Task directions = Copy all lines below containing "wage".

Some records
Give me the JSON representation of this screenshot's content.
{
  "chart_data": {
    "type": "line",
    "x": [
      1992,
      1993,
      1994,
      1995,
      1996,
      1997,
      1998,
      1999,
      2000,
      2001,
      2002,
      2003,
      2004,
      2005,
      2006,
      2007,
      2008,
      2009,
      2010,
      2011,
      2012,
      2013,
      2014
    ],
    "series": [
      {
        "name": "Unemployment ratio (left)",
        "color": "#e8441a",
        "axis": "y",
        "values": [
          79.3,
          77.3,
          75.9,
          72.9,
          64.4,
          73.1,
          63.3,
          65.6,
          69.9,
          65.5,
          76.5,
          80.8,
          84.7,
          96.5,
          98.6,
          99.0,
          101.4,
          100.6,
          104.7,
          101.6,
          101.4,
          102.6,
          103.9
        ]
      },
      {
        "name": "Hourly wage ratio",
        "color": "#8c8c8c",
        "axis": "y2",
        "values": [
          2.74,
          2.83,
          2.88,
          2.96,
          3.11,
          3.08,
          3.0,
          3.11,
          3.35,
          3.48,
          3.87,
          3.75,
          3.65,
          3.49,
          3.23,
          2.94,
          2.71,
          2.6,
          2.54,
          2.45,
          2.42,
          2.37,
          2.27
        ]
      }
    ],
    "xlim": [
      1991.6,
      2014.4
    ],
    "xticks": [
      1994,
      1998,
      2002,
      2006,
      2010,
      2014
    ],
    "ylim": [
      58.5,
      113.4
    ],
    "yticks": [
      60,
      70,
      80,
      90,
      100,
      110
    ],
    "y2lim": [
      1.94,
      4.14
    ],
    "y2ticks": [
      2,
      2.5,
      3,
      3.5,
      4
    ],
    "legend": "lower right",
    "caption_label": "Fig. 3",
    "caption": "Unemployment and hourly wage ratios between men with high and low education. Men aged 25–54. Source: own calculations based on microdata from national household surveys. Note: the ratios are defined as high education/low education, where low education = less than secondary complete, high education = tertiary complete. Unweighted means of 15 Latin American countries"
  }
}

Answer to this exercise =
        "name": "Hourly wage ratio",
    "caption": "Unemployment and hourly wage ratios between men with high and low education. Men aged 25–54. Source: own calculations based on microdata from national household surveys. Note: the ratios are defined as high education/low education, where low education = less than secondary complete, high education = tertiary complete. Unweighted means of 15 Latin American countries"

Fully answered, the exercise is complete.